╭─ INPUT DATA

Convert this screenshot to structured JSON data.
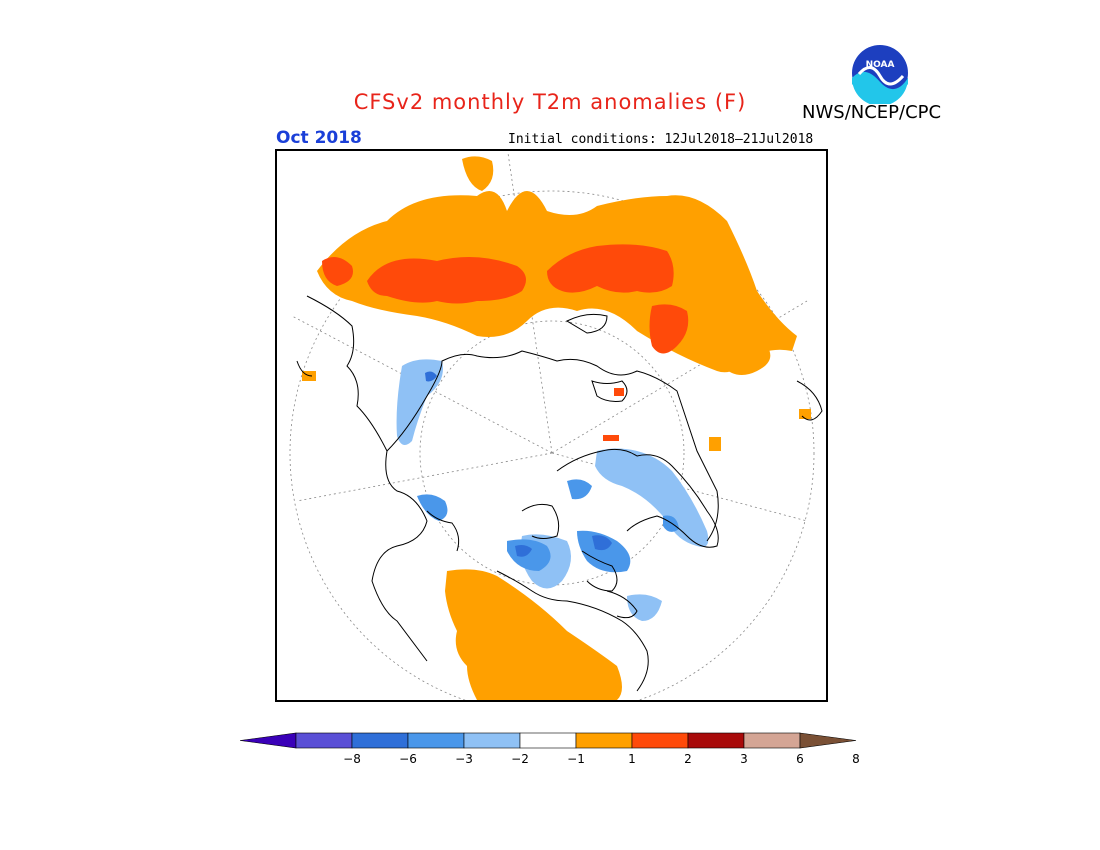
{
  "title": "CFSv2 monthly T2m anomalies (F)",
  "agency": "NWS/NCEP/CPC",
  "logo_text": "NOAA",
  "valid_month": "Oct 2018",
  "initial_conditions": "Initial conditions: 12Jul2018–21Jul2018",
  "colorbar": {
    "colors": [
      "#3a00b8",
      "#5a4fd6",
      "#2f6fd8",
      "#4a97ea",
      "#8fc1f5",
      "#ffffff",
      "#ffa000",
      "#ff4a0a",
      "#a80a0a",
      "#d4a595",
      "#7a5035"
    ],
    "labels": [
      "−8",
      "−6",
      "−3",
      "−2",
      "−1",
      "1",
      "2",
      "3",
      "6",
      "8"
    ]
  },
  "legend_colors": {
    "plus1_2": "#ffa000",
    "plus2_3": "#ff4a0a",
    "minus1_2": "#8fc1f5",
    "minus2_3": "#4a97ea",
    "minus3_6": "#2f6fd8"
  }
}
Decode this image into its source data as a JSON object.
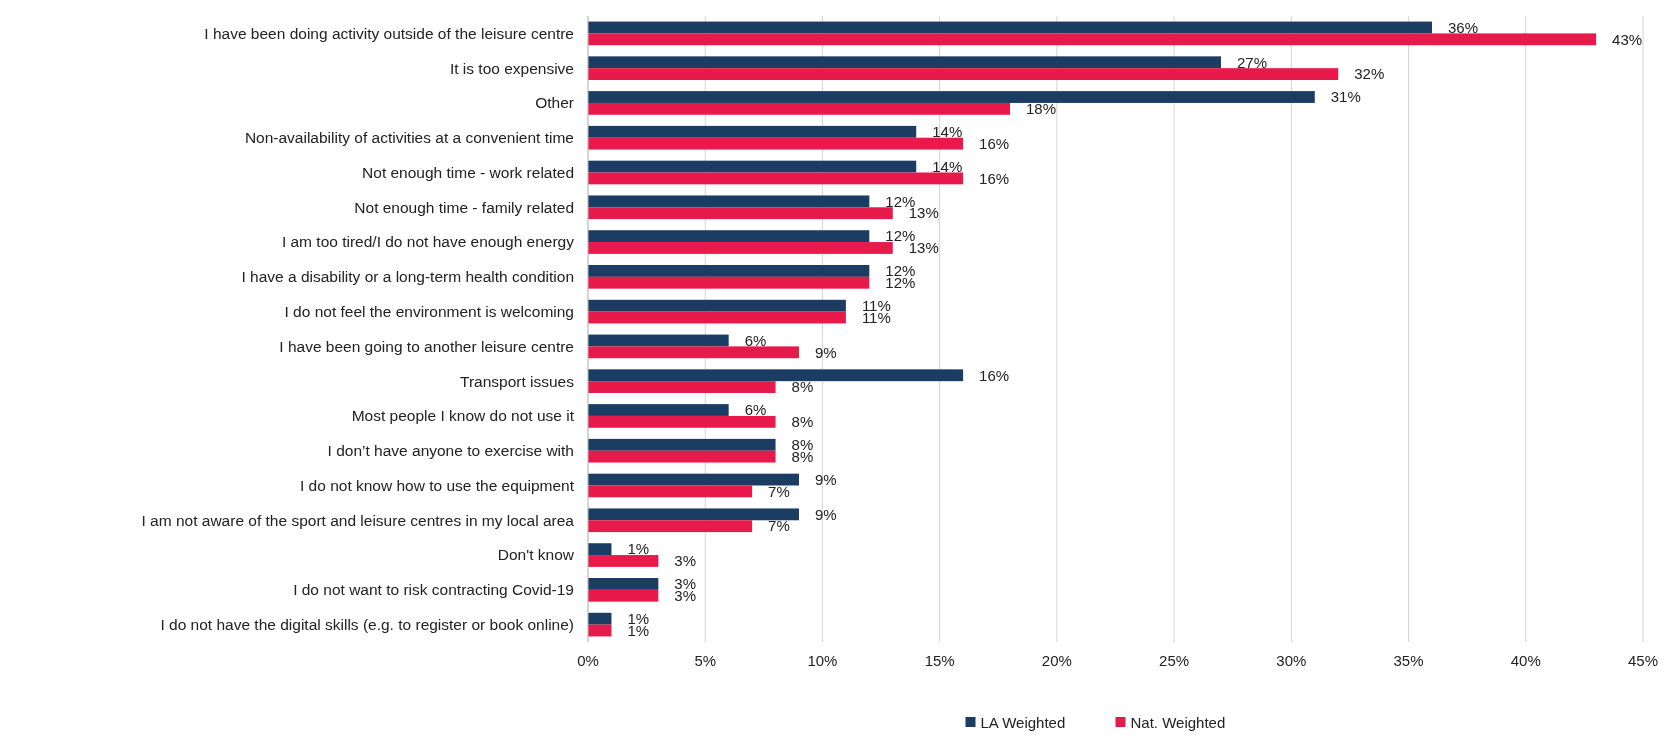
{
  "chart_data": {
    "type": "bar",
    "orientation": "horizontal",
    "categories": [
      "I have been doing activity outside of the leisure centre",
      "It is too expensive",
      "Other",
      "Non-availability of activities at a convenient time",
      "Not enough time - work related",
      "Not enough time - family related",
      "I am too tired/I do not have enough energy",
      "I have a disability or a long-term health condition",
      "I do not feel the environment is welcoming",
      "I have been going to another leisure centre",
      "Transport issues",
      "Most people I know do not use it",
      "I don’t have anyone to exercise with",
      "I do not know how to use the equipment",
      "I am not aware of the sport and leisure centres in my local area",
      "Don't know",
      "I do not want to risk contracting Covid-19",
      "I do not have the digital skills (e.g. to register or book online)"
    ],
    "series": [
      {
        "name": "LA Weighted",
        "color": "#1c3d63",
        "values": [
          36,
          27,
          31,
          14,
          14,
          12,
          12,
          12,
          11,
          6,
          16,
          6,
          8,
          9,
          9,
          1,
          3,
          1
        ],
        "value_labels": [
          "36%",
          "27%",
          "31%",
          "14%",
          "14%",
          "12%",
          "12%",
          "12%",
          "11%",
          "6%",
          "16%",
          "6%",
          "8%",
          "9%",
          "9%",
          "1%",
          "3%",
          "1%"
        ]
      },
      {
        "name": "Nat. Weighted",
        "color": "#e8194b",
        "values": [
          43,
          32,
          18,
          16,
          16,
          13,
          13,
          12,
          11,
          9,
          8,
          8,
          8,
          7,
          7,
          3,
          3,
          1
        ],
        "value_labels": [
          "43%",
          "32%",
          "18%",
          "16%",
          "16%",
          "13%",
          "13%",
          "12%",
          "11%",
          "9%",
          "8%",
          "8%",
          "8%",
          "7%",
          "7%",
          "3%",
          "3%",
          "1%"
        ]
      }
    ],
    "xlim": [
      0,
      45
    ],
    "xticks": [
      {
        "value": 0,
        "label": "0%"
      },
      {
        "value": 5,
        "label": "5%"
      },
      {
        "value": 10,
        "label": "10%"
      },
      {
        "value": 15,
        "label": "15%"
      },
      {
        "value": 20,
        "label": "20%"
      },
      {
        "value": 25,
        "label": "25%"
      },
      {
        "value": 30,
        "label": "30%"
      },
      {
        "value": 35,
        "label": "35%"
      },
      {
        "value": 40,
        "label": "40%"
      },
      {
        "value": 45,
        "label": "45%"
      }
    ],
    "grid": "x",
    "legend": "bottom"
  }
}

╰─

● WHAT IS NEEDED: All the lines above are to be given again exactly as they read, with the pictures removed.

● SOLVED PROBLEM:
Convert this screenshot to structured JSON data.
{
  "title": "CFSv2 monthly T2m anomalies (F)",
  "agency": "NWS/NCEP/CPC",
  "logo_text": "NOAA",
  "valid_month": "Oct 2018",
  "initial_conditions": "Initial conditions: 12Jul2018–21Jul2018",
  "colorbar": {
    "colors": [
      "#3a00b8",
      "#5a4fd6",
      "#2f6fd8",
      "#4a97ea",
      "#8fc1f5",
      "#ffffff",
      "#ffa000",
      "#ff4a0a",
      "#a80a0a",
      "#d4a595",
      "#7a5035"
    ],
    "labels": [
      "−8",
      "−6",
      "−3",
      "−2",
      "−1",
      "1",
      "2",
      "3",
      "6",
      "8"
    ]
  },
  "legend_colors": {
    "plus1_2": "#ffa000",
    "plus2_3": "#ff4a0a",
    "minus1_2": "#8fc1f5",
    "minus2_3": "#4a97ea",
    "minus3_6": "#2f6fd8"
  }
}
Decode this image into its source data as a JSON object.
{
  "chart_data": {
    "type": "bar",
    "orientation": "horizontal",
    "categories": [
      "I have been doing activity outside of the leisure centre",
      "It is too expensive",
      "Other",
      "Non-availability of activities at a convenient time",
      "Not enough time - work related",
      "Not enough time - family related",
      "I am too tired/I do not have enough energy",
      "I have a disability or a long-term health condition",
      "I do not feel the environment is welcoming",
      "I have been going to another leisure centre",
      "Transport issues",
      "Most people I know do not use it",
      "I don’t have anyone to exercise with",
      "I do not know how to use the equipment",
      "I am not aware of the sport and leisure centres in my local area",
      "Don't know",
      "I do not want to risk contracting Covid-19",
      "I do not have the digital skills (e.g. to register or book online)"
    ],
    "series": [
      {
        "name": "LA Weighted",
        "color": "#1c3d63",
        "values": [
          36,
          27,
          31,
          14,
          14,
          12,
          12,
          12,
          11,
          6,
          16,
          6,
          8,
          9,
          9,
          1,
          3,
          1
        ],
        "value_labels": [
          "36%",
          "27%",
          "31%",
          "14%",
          "14%",
          "12%",
          "12%",
          "12%",
          "11%",
          "6%",
          "16%",
          "6%",
          "8%",
          "9%",
          "9%",
          "1%",
          "3%",
          "1%"
        ]
      },
      {
        "name": "Nat. Weighted",
        "color": "#e8194b",
        "values": [
          43,
          32,
          18,
          16,
          16,
          13,
          13,
          12,
          11,
          9,
          8,
          8,
          8,
          7,
          7,
          3,
          3,
          1
        ],
        "value_labels": [
          "43%",
          "32%",
          "18%",
          "16%",
          "16%",
          "13%",
          "13%",
          "12%",
          "11%",
          "9%",
          "8%",
          "8%",
          "8%",
          "7%",
          "7%",
          "3%",
          "3%",
          "1%"
        ]
      }
    ],
    "xlim": [
      0,
      45
    ],
    "xticks": [
      {
        "value": 0,
        "label": "0%"
      },
      {
        "value": 5,
        "label": "5%"
      },
      {
        "value": 10,
        "label": "10%"
      },
      {
        "value": 15,
        "label": "15%"
      },
      {
        "value": 20,
        "label": "20%"
      },
      {
        "value": 25,
        "label": "25%"
      },
      {
        "value": 30,
        "label": "30%"
      },
      {
        "value": 35,
        "label": "35%"
      },
      {
        "value": 40,
        "label": "40%"
      },
      {
        "value": 45,
        "label": "45%"
      }
    ],
    "grid": "x",
    "legend": "bottom"
  }
}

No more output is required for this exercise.